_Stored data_
· · ·

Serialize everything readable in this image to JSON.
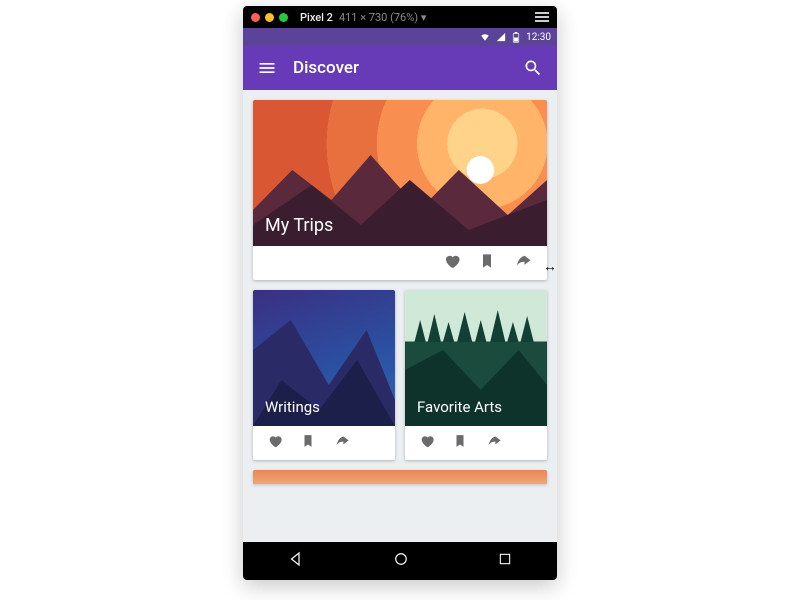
{
  "devtools": {
    "device_label": "Pixel 2",
    "dimensions": "411 × 730 (76%) ▾"
  },
  "status": {
    "time": "12:30"
  },
  "appbar": {
    "title": "Discover"
  },
  "cards": {
    "big": {
      "title": "My Trips"
    },
    "small": [
      {
        "title": "Writings"
      },
      {
        "title": "Favorite Arts"
      }
    ]
  },
  "icons": {
    "heart": "heart-icon",
    "bookmark": "bookmark-icon",
    "share": "share-icon"
  }
}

· · ·

Copy all the entries word for word. Omit any pictures.

Serialize everything readable in this image to JSON.
{
  "devtools": {
    "device_label": "Pixel 2",
    "dimensions": "411 × 730 (76%) ▾"
  },
  "status": {
    "time": "12:30"
  },
  "appbar": {
    "title": "Discover"
  },
  "cards": {
    "big": {
      "title": "My Trips"
    },
    "small": [
      {
        "title": "Writings"
      },
      {
        "title": "Favorite Arts"
      }
    ]
  },
  "icons": {
    "heart": "heart-icon",
    "bookmark": "bookmark-icon",
    "share": "share-icon"
  }
}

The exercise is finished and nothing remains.